What is needed: Return the whole listing, line for line, without the pictures in it.

::::::

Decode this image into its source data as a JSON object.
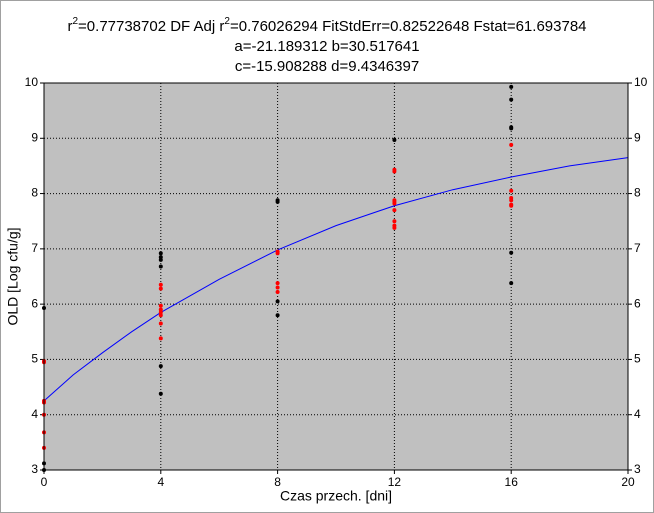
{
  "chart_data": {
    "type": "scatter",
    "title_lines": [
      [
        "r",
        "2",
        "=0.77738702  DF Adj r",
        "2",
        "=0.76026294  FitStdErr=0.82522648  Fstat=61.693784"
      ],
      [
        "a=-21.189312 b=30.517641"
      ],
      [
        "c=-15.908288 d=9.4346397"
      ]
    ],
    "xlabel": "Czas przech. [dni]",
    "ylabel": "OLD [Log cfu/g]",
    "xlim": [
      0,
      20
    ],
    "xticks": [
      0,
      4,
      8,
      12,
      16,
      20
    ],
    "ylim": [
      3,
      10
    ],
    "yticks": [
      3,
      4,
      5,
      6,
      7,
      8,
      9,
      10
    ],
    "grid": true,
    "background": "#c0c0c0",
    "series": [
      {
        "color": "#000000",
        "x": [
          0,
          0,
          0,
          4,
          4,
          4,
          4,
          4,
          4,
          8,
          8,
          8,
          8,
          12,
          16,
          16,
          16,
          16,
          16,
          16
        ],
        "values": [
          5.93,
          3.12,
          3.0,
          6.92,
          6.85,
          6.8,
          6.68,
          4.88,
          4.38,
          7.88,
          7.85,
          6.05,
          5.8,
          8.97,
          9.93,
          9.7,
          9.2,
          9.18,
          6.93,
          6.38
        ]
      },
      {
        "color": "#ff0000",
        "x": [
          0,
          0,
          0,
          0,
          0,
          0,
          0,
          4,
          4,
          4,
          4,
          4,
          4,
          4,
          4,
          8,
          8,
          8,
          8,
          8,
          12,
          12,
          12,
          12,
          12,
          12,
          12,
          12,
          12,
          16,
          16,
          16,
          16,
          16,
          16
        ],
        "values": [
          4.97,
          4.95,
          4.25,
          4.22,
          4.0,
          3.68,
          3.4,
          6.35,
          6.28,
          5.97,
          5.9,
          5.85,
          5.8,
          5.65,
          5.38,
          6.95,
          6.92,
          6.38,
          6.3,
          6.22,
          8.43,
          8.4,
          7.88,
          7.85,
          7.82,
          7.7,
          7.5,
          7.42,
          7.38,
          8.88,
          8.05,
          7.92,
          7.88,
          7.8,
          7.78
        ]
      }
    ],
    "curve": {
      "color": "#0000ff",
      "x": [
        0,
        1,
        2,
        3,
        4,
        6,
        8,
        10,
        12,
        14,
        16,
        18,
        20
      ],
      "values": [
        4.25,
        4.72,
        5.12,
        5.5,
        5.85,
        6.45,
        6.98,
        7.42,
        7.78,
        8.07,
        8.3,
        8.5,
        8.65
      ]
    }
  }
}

::::::

Result of this task:
Decode this image into its source data as a JSON object.
{
  "chart_data": {
    "type": "scatter",
    "title_lines": [
      [
        "r",
        "2",
        "=0.77738702  DF Adj r",
        "2",
        "=0.76026294  FitStdErr=0.82522648  Fstat=61.693784"
      ],
      [
        "a=-21.189312 b=30.517641"
      ],
      [
        "c=-15.908288 d=9.4346397"
      ]
    ],
    "xlabel": "Czas przech. [dni]",
    "ylabel": "OLD [Log cfu/g]",
    "xlim": [
      0,
      20
    ],
    "xticks": [
      0,
      4,
      8,
      12,
      16,
      20
    ],
    "ylim": [
      3,
      10
    ],
    "yticks": [
      3,
      4,
      5,
      6,
      7,
      8,
      9,
      10
    ],
    "grid": true,
    "background": "#c0c0c0",
    "series": [
      {
        "color": "#000000",
        "x": [
          0,
          0,
          0,
          4,
          4,
          4,
          4,
          4,
          4,
          8,
          8,
          8,
          8,
          12,
          16,
          16,
          16,
          16,
          16,
          16
        ],
        "values": [
          5.93,
          3.12,
          3.0,
          6.92,
          6.85,
          6.8,
          6.68,
          4.88,
          4.38,
          7.88,
          7.85,
          6.05,
          5.8,
          8.97,
          9.93,
          9.7,
          9.2,
          9.18,
          6.93,
          6.38
        ]
      },
      {
        "color": "#ff0000",
        "x": [
          0,
          0,
          0,
          0,
          0,
          0,
          0,
          4,
          4,
          4,
          4,
          4,
          4,
          4,
          4,
          8,
          8,
          8,
          8,
          8,
          12,
          12,
          12,
          12,
          12,
          12,
          12,
          12,
          12,
          16,
          16,
          16,
          16,
          16,
          16
        ],
        "values": [
          4.97,
          4.95,
          4.25,
          4.22,
          4.0,
          3.68,
          3.4,
          6.35,
          6.28,
          5.97,
          5.9,
          5.85,
          5.8,
          5.65,
          5.38,
          6.95,
          6.92,
          6.38,
          6.3,
          6.22,
          8.43,
          8.4,
          7.88,
          7.85,
          7.82,
          7.7,
          7.5,
          7.42,
          7.38,
          8.88,
          8.05,
          7.92,
          7.88,
          7.8,
          7.78
        ]
      }
    ],
    "curve": {
      "color": "#0000ff",
      "x": [
        0,
        1,
        2,
        3,
        4,
        6,
        8,
        10,
        12,
        14,
        16,
        18,
        20
      ],
      "values": [
        4.25,
        4.72,
        5.12,
        5.5,
        5.85,
        6.45,
        6.98,
        7.42,
        7.78,
        8.07,
        8.3,
        8.5,
        8.65
      ]
    }
  }
}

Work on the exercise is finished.